---------- Text shown
% Generated by roxygen2: do not edit by hand
% Please edit documentation in R/mscmt.r
\name{mscmt}
\alias{mscmt}
\title{Multivariate SCM Using Time Series}
\usage{
mscmt(data, treatment.identifier = NULL, controls.identifier = NULL,
  times.dep = NULL, times.pred = NULL, agg.fns = NULL, placebo = FALSE,
  placebo.with.treated = FALSE, univariate = FALSE,
  univariate.with.dependent = FALSE, check.global = TRUE,
  inner.optim = "wnnlsOpt", inner.opar = list(), outer.optim = "DEoptC",
  outer.par = list(), outer.opar = list(), std.v = c("sum", "mean", "min",
  "max"), alpha = NULL, beta = NULL, gamma = NULL, return.ts = TRUE,
  single.v = FALSE, verbose = TRUE, debug = FALSE, seed = NULL,
  cl = NULL, times.pred.training = NULL, times.dep.validation = NULL,
  v.special = integer(), cv.alpha = 0)
}
\arguments{
\item{data}{Typically, a list of matrices with rows corresponding to times 
and columns corresponding to units for all relevant features (dependent as
well as predictor variables, identified by the list elements' names).
This might be the result of converting from a 
\code{\link[base]{data.frame}}
by using function \code{\link{listFromLong}}. 

For convenience, \code{data} may alternatively be the 
result of function \code{\link[Synth]{dataprep}} of package 
\code{'Synth'}. In this case, the parameters \code{treatment.identifier},
\code{controls.identifier}, \code{times.dep}, \code{times.pred}, 
and \code{agg.fns} are ignored, as these input parameters are generated
automatically from \code{data}. The parameters \code{univariate}, 
\code{alpha}, \code{beta}, and \code{gamma} are ignored by fixing them to 
their defaults.
--------------------
> _Your goal_:
Reproduce verbatim the stretch of the mscmt documentation from "This might be" through "their defaults.". The data that follows has no connection to the mscmt documentation.
---------- Recorded data
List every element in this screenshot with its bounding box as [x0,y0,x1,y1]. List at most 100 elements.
--------------------
> _Result of this task_:
This might be the result of converting from a 
\code{\link[base]{data.frame}}
by using function \code{\link{listFromLong}}. 

For convenience, \code{data} may alternatively be the 
result of function \code{\link[Synth]{dataprep}} of package 
\code{'Synth'}. In this case, the parameters \code{treatment.identifier},
\code{controls.identifier}, \code{times.dep}, \code{times.pred}, 
and \code{agg.fns} are ignored, as these input parameters are generated
automatically from \code{data}. The parameters \code{univariate}, 
\code{alpha}, \code{beta}, and \code{gamma} are ignored by fixing them to 
their defaults.